Des moments partagés qui marquent durablement
Delphine Ya-Chee-Chan est professeure documentaliste au lycée Maurice-Utrillo de Stains (93).
Résidences au lycée Maurice-Utrillo de Stains :
– Thomas Mathieu 2017-2018
– Pedro Mancini 2018-2019
– Rutile 2021-2022
– Claire Latxague 2022-2023
– Lucie Vérot 2023-2024
Voilà la liste des résidences qui ont eu lieu au lycée Maurice-Utrillo. Evidemment, elle ne rend pas compte de ce que cela nous a réellement apporté professionnellement et humainement.
Je ne vais pas détailler toutes les anecdotes qui me viennent en tête, ce serait interminable et aussi passionnant que le monologue d’un parent qui s’extasie sur les photos de son enfant. Non : je préfère revenir sur chaque acteur de ce dispositif.
Commençons par l’auteur ou l’autrice : en me lançant dans les résidences, je n’avais pas compris à quel point c’était un coup de pouce financier conséquent.
Pedro Mancini est sans doute le meilleur exemple : c’est un auteur de BD Argentin. Lors de notre première entrevue, il m’explique qu’il n’y a pas de marché de la BD dans son pays et qu’il est donc obligé (comme tous les autres bédéastes argentins) de chercher à publier à l’international. Je m’étonne qu’il ne s’expatrie pas. « Une résidence peu longue dans un autre pays, un pays où la BD a une place, ça m’intéresserait, mais je ne veux pas faire ma vie ailleurs. »
Quelle satisfaction lorsqu’on peut participer à la réalisation d’un tel projet !
Nos interlocutrices à la Région m’ont dit un jour « La résidence est du côté des auteurs ». Ce n’est pas le côté où je me trouve, mais cela me va bien. Cela m’aide à comprendre l’attendu de ce dispositif.
A chaque rendez-vous dans le cadre de la résidence, j’ai une petite appréhension : « Et si on exploitait trop l’auteur ? Et si on ne faisait pas assez de choses ? »
——————————
Exercices à faire:
a. Recopiez le passage du texte proposé compris entre « Pedro Mancini est » et « tel projet ! », ces deux segments inclus.
b. D'après le texte proposé, quelle fonction Delphine Ya-Chee-Chan exerce-t-elle au lycée Maurice-Utrillo de Stains ?
c. Relevez, dans le texte proposé, les noms de toutes les personnes qui ont effectué une résidence au lycée Maurice-Utrillo.

Données fournies:
——————————
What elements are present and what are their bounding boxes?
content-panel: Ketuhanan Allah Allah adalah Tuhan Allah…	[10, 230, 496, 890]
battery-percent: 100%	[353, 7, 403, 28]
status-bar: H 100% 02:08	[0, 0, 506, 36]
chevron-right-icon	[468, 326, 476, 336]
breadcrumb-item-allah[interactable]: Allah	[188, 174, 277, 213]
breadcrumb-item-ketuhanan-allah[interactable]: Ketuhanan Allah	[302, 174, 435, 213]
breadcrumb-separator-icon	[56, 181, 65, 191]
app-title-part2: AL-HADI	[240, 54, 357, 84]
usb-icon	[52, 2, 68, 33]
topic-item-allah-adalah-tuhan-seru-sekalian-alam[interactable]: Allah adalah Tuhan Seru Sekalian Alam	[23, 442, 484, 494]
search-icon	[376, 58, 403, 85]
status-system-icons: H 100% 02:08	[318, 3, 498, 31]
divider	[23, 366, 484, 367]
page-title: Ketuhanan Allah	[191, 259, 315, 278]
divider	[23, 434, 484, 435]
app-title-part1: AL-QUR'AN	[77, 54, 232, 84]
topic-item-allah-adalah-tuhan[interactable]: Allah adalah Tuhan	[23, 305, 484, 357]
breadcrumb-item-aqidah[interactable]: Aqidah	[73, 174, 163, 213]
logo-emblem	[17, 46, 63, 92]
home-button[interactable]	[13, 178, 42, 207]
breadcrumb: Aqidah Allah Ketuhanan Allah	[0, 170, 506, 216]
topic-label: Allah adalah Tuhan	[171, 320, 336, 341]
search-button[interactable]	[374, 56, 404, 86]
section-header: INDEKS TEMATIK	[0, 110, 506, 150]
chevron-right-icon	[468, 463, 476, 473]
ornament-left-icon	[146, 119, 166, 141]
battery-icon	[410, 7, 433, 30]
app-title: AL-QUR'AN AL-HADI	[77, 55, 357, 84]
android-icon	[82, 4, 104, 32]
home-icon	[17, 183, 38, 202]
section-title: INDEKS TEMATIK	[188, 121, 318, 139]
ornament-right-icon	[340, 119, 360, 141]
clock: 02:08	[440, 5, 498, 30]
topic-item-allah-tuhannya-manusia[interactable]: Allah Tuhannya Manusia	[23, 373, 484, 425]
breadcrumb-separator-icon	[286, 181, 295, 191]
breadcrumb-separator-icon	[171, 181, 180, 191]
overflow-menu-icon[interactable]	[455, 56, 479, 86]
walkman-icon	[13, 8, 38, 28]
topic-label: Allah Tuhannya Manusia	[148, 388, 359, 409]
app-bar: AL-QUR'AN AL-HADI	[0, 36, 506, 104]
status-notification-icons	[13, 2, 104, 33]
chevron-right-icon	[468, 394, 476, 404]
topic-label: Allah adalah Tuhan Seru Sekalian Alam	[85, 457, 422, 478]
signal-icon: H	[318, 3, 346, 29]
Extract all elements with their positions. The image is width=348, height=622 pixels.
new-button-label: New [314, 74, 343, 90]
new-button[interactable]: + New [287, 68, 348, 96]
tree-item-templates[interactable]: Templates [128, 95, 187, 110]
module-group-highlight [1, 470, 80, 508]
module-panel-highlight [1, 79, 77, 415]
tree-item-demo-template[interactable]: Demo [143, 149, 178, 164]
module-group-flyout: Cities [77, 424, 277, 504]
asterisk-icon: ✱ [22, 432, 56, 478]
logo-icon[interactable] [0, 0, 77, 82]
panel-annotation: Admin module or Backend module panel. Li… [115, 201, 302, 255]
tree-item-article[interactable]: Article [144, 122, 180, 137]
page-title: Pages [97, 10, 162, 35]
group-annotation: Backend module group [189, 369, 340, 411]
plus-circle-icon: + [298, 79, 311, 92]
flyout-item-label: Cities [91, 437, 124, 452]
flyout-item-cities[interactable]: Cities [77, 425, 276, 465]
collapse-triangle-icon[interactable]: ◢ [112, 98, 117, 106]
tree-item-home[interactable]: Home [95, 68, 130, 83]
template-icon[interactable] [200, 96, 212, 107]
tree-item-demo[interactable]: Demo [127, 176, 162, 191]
——————————
Corrigé des exercices:
a.
Pedro Mancini est sans doute le meilleur exemple : c’est un auteur de BD Argentin. Lors de notre première entrevue, il m’explique qu’il n’y a pas de marché de la BD dans son pays et qu’il est donc obligé (comme tous les autres bédéastes argentins) de chercher à publier à l’international. Je m’étonne qu’il ne s’expatrie pas. « Une résidence peu longue dans un autre pays, un pays où la BD a une place, ça m’intéresserait, mais je ne veux pas faire ma vie ailleurs. »
Quelle satisfaction lorsqu’on peut participer à la réalisation d’un tel projet !

b. Elle est professeure documentaliste.

c. Thomas Mathieu, Pedro Mancini, Rutile, Claire Latxague, Lucie Vérot